Quote exactly, and only, the lines from the one with "Output a JSON" through the end of the listing.

##### Data excerpts

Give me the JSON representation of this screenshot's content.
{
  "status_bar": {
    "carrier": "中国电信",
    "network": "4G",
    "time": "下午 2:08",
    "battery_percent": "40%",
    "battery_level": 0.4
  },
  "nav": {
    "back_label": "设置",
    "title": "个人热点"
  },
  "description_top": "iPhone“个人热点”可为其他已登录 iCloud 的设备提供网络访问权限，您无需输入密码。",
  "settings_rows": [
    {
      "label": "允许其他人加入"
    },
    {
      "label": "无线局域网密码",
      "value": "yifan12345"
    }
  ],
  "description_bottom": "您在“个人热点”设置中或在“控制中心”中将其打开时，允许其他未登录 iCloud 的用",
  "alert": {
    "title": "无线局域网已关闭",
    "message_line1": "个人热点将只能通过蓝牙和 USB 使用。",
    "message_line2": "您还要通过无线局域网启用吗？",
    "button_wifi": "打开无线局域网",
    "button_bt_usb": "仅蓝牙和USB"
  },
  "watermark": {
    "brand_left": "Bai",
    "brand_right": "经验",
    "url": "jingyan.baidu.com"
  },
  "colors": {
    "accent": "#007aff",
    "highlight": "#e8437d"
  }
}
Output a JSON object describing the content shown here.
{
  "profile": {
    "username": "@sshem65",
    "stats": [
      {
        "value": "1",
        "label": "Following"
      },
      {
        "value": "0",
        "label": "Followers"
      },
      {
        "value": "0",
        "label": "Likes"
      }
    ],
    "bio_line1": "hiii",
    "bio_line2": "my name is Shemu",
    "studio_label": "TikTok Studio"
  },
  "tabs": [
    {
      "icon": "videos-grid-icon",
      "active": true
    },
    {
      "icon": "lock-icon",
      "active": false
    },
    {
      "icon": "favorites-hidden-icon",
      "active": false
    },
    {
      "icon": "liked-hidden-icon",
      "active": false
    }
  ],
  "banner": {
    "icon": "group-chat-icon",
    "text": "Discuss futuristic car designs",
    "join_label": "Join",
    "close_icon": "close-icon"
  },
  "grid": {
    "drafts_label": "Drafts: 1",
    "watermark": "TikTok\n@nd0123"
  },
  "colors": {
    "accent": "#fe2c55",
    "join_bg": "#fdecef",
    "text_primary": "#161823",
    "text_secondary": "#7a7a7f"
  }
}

##########

**Solution for this problem**
Output a JSON object describing the content shown here.
{
  "profile": {
    "username": "@sshem65",
    "stats": [
      {
        "value": "1",
        "label": "Following"
      },
      {
        "value": "0",
        "label": "Followers"
      },
      {
        "value": "0",
        "label": "Likes"
      }
    ],
    "bio_line1": "hiii",
    "bio_line2": "my name is Shemu",
    "studio_label": "TikTok Studio"
  },
  "tabs": [
    {
      "icon": "videos-grid-icon",
      "active": true
    },
    {
      "icon": "lock-icon",
      "active": false
    },
    {
      "icon": "favorites-hidden-icon",
      "active": false
    },
    {
      "icon": "liked-hidden-icon",
      "active": false
    }
  ],
  "banner": {
    "icon": "group-chat-icon",
    "text": "Discuss futuristic car designs",
    "join_label": "Join",
    "close_icon": "close-icon"
  },
  "grid": {
    "drafts_label": "Drafts: 1",
    "watermark": "TikTok\n@nd0123"
  },
  "colors": {
    "accent": "#fe2c55",
    "join_bg": "#fdecef",
    "text_primary": "#161823",
    "text_secondary": "#7a7a7f"
  }
}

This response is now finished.